Repórter
Publicado em 9 de setembro de 2025 às 05h24.
Durante muitos anos, a Noruega foi vista como um exemplo de sucesso econômico: uma nação pequena e isolada que se transformou em uma potência financeira graças à descoberta de recursos naturais e a uma gestão prudente de suas riquezas.
Entretanto, hoje, com um fundo soberano avaliado em mais de US$ 2 trilhões – o que equivale a cerca de US$ 340.000 por habitante – um número grande de analistas aponta que esse mesmo sucesso pode estar dificultando o avanço do país, seja em termos sociais, econômicos ou científicos.
Esse é um debate que ganhou força nas eleições parlamentares, concluídas com a vitória da coalização governista de centro-esquerda do primeiro-ministro Jonas Gahr Store, com 49,2% dos votos, contra 46,6% da aliança de oposição de direita. O Partido Trabalhista foi o mais votado entre as legendas, com 28%, à frente do Partido do Progresso (Frp), com 24,7%, e do Partido Conservador, com 14,4%, segundo dados da Autoridade Eleitoral do país.
Nos anos 1960, a descoberta de vastas reservas de petróleo e gás no Mar do Norte colocou o país como o terceiro maior exportador de energia do planeta e entre os dez mais ricos. O fundo soberano norueguês agora detém 1,5% de todas as ações cotadas globalmente e, no último ano, registrou US$ 222,4 bilhões em lucros provenientes de investimentos, segundo o Norges Bank Investment Management, responsável pelo gerenciamento do Fundo Global de Pensões do Governo norueguês
O país também demonstrou resiliência diante de grandes quedas nos preços da energia, e sua moeda tem se mantido estável, apesar das instabilidades geopolíticas.

*Objetivo 1*.
Reproduza somente as entradas, do início até a linha que contém "tu-delft-link[interactable]: TU Delft: [500, 245, 541, 257]", inclusive, substituindo "share-button" por "share-btn" e deixando todo o resto inalterado.
As entradas não têm relação alguma com o texto sobre a Noruega.

*Dados fornecidos*.
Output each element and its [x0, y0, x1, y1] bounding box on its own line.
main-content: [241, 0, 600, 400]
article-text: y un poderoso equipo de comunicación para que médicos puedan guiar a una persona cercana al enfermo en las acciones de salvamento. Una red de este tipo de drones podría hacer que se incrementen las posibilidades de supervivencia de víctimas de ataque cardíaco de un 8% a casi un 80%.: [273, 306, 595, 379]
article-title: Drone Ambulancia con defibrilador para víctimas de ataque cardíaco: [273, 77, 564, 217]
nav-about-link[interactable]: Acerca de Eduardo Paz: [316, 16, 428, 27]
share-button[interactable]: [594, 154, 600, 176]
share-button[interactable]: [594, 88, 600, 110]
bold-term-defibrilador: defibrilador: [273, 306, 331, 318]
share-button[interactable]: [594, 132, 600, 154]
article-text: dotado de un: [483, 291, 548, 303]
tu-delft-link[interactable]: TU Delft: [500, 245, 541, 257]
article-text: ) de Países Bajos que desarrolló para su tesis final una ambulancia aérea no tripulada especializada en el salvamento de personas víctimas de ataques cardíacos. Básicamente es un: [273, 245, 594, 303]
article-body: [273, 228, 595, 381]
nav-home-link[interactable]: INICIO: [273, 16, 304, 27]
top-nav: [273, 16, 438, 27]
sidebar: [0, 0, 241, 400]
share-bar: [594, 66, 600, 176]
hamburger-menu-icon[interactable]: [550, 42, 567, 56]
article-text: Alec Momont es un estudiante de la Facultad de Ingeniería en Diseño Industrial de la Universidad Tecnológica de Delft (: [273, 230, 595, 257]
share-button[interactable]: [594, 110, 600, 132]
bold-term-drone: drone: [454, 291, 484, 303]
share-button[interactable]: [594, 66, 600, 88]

*Objetivo 2*.
Traduza para o inglês esta frase do texto sobre a Noruega: "O país também demonstrou resiliência diante de grandes quedas nos preços da energia, e sua moeda tem se mantido estável, apesar das instabilidades geopolíticas."

*Resposta comentada 1*.
Output each element and its [x0, y0, x1, y1] bounding box on its own line.
main-content: [241, 0, 600, 400]
article-text: y un poderoso equipo de comunicación para que médicos puedan guiar a una persona cercana al enfermo en las acciones de salvamento. Una red de este tipo de drones podría hacer que se incrementen las posibilidades de supervivencia de víctimas de ataque cardíaco de un 8% a casi un 80%.: [273, 306, 595, 379]
article-title: Drone Ambulancia con defibrilador para víctimas de ataque cardíaco: [273, 77, 564, 217]
nav-about-link[interactable]: Acerca de Eduardo Paz: [316, 16, 428, 27]
share-btn[interactable]: [594, 154, 600, 176]
share-btn[interactable]: [594, 88, 600, 110]
bold-term-defibrilador: defibrilador: [273, 306, 331, 318]
share-btn[interactable]: [594, 132, 600, 154]
article-text: dotado de un: [483, 291, 548, 303]
tu-delft-link[interactable]: TU Delft: [500, 245, 541, 257]

*Resposta comentada 2*.
The country has also shown resilience in the face of sharp drops in energy prices, and its currency has remained stable despite geopolitical instability.